>> START Data for processing

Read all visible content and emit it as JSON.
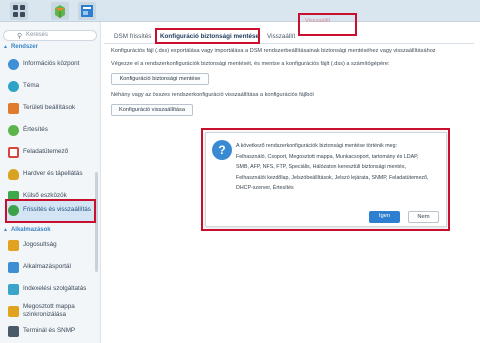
{
  "topbar": {
    "icons": [
      "grid-icon",
      "package-icon",
      "control-panel-icon"
    ]
  },
  "sidebar": {
    "search_placeholder": "Keresés",
    "sections": [
      {
        "label": "Rendszer"
      },
      {
        "label": "Alkalmazások"
      }
    ],
    "items": [
      {
        "label": "Információs központ",
        "icon": "info-icon",
        "color": "#3d8fd8"
      },
      {
        "label": "Téma",
        "icon": "palette-icon",
        "color": "#2fa3c7"
      },
      {
        "label": "Területi beállítások",
        "icon": "regional-icon",
        "color": "#e07a2c"
      },
      {
        "label": "Értesítés",
        "icon": "chat-icon",
        "color": "#59b54a"
      },
      {
        "label": "Feladatütemező",
        "icon": "calendar-icon",
        "color": "#d8453b"
      },
      {
        "label": "Hardver és tápellátás",
        "icon": "bulb-icon",
        "color": "#d9a322"
      },
      {
        "label": "Külső eszközök",
        "icon": "download-icon",
        "color": "#3ba84a"
      },
      {
        "label": "Frissítés és visszaállítás",
        "icon": "refresh-icon",
        "color": "#3aa24a"
      },
      {
        "label": "Jogosultság",
        "icon": "key-icon",
        "color": "#e0a21f"
      },
      {
        "label": "Alkalmazásportál",
        "icon": "portal-icon",
        "color": "#3b8fd2"
      },
      {
        "label": "Indexelési szolgáltatás",
        "icon": "index-icon",
        "color": "#3aa4c9"
      },
      {
        "label": "Megosztott mappa szinkronizálása",
        "icon": "sync-folder-icon",
        "color": "#e0a21f"
      },
      {
        "label": "Terminál és SNMP",
        "icon": "terminal-icon",
        "color": "#4a5a68"
      }
    ]
  },
  "tabs": [
    {
      "label": "DSM frissítés"
    },
    {
      "label": "Konfiguráció biztonsági mentése"
    },
    {
      "label": "Visszaállít"
    }
  ],
  "disabled_label": "Visszaállít",
  "main": {
    "line1": "Konfigurációs fájl (.dss) exportálása vagy importálása a DSM rendszerbeállításainak biztonsági mentéséhez vagy visszaállításához",
    "line2": "Végezze el a rendszerkonfigurációk biztonsági mentését, és mentse a konfigurációs fájlt (.dss) a számítógépére:",
    "backup_button": "Konfiguráció biztonsági mentése",
    "line3": "Néhány vagy az összes rendszerkonfiguráció visszaállítása a konfigurációs fájlból",
    "restore_button": "Konfiguráció visszaállítása"
  },
  "dialog": {
    "lines": [
      "A következő rendszerkonfigurációk biztonsági mentése történik meg:",
      "Felhasználó, Csoport, Megosztott mappa, Munkacsoport, tartomány és LDAP,",
      "SMB, AFP, NFS, FTP, Speciális, Hálózaton keresztüli biztonsági mentés,",
      "Felhasználói kezdőlap, Jelszóbeállítások, Jelszó lejárata, SNMP, Feladatütemező,",
      "DHCP-szerver, Értesítés"
    ],
    "yes_label": "Igen",
    "no_label": "Nem"
  }
}
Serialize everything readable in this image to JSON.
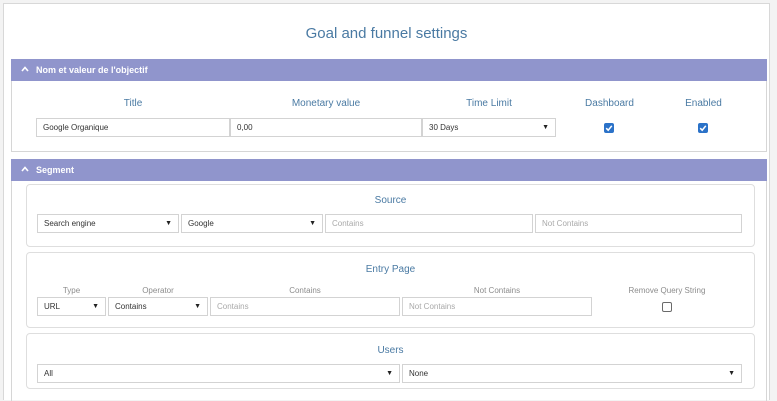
{
  "page": {
    "title": "Goal and funnel settings"
  },
  "goal_panel": {
    "header": "Nom et valeur de l'objectif",
    "columns": {
      "title": "Title",
      "monetary": "Monetary value",
      "time_limit": "Time Limit",
      "dashboard": "Dashboard",
      "enabled": "Enabled"
    },
    "title_value": "Google Organique",
    "monetary_value": "0,00",
    "time_limit_value": "30 Days",
    "dashboard_checked": true,
    "enabled_checked": true
  },
  "segment_panel": {
    "header": "Segment",
    "source": {
      "title": "Source",
      "type_value": "Search engine",
      "engine_value": "Google",
      "contains_placeholder": "Contains",
      "not_contains_placeholder": "Not Contains"
    },
    "entry_page": {
      "title": "Entry Page",
      "labels": {
        "type": "Type",
        "operator": "Operator",
        "contains": "Contains",
        "not_contains": "Not Contains",
        "remove_query": "Remove Query String"
      },
      "type_value": "URL",
      "operator_value": "Contains",
      "contains_placeholder": "Contains",
      "not_contains_placeholder": "Not Contains",
      "remove_query_checked": false
    },
    "users": {
      "title": "Users",
      "left_value": "All",
      "right_value": "None"
    }
  },
  "icons": {
    "caret": "caret-down-icon",
    "chevron": "chevron-up-icon",
    "check": "check-icon"
  },
  "colors": {
    "header_bg": "#9095cc",
    "accent_text": "#4a7aa3",
    "checkbox": "#2b72c8"
  }
}
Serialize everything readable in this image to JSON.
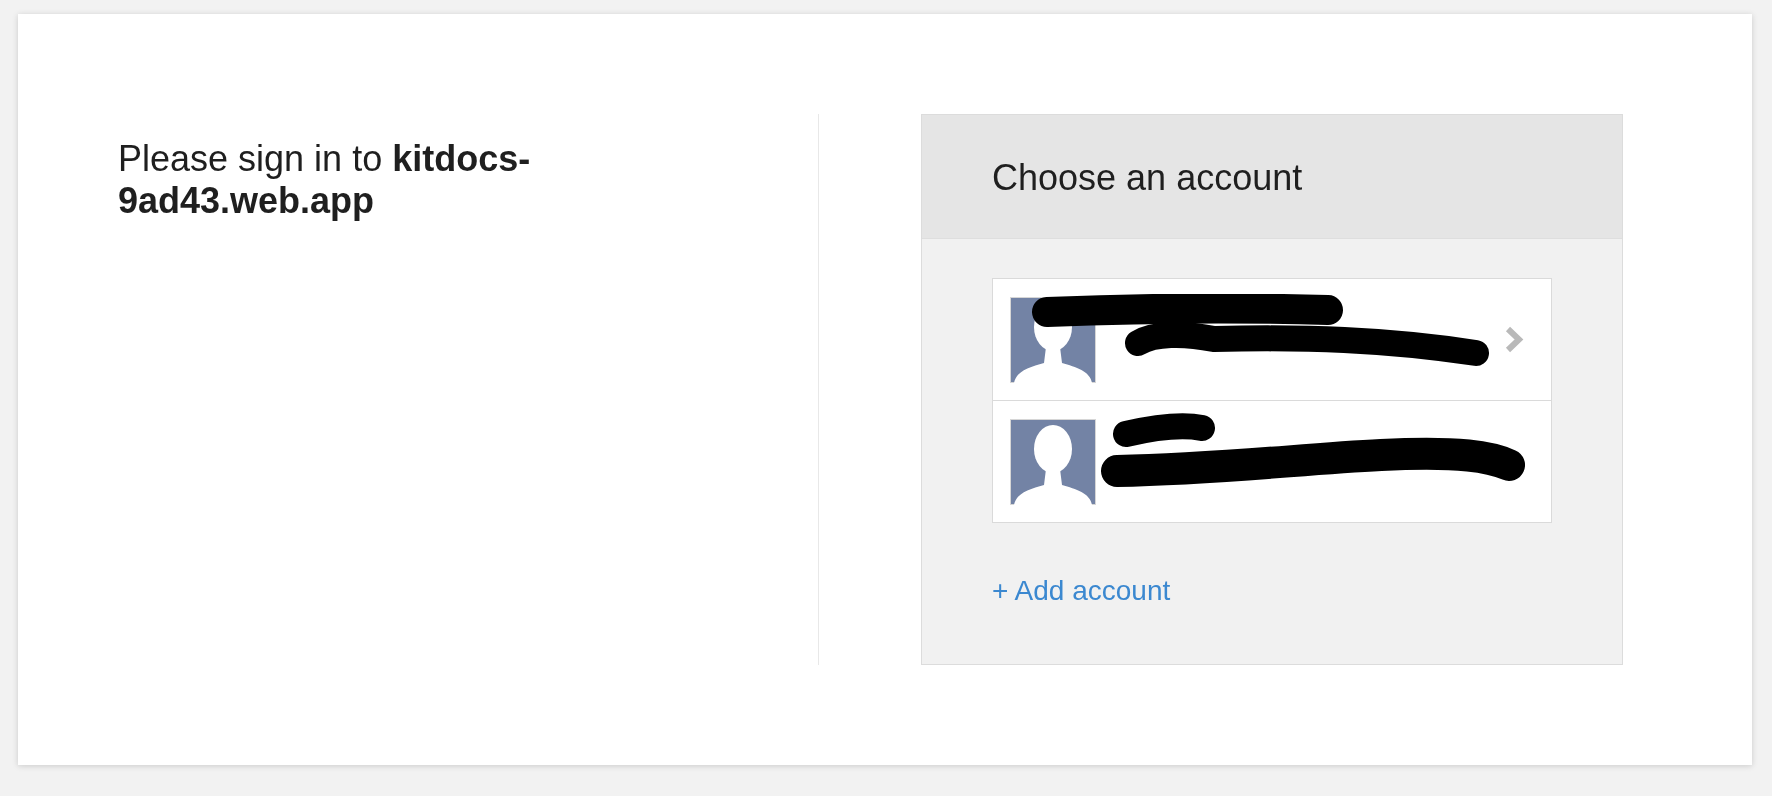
{
  "prompt": {
    "text": "Please sign in to **kitdocs-9ad43.web.app**"
  },
  "account_chooser": {
    "title": "Choose an account",
    "accounts": [
      {
        "redacted": true,
        "arrow": true
      },
      {
        "redacted": true,
        "arrow": false
      }
    ],
    "add_account": "+ Add account"
  }
}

>> END Data for processing

Work to do —
Pull out every line in the data above that has the word "Contains".

Completed task —
      "contains_placeholder": "Contains",
      "not_contains_placeholder": "Not Contains"
        "contains": "Contains",
        "not_contains": "Not Contains",
      "operator_value": "Contains",
      "contains_placeholder": "Contains",
      "not_contains_placeholder": "Not Contains",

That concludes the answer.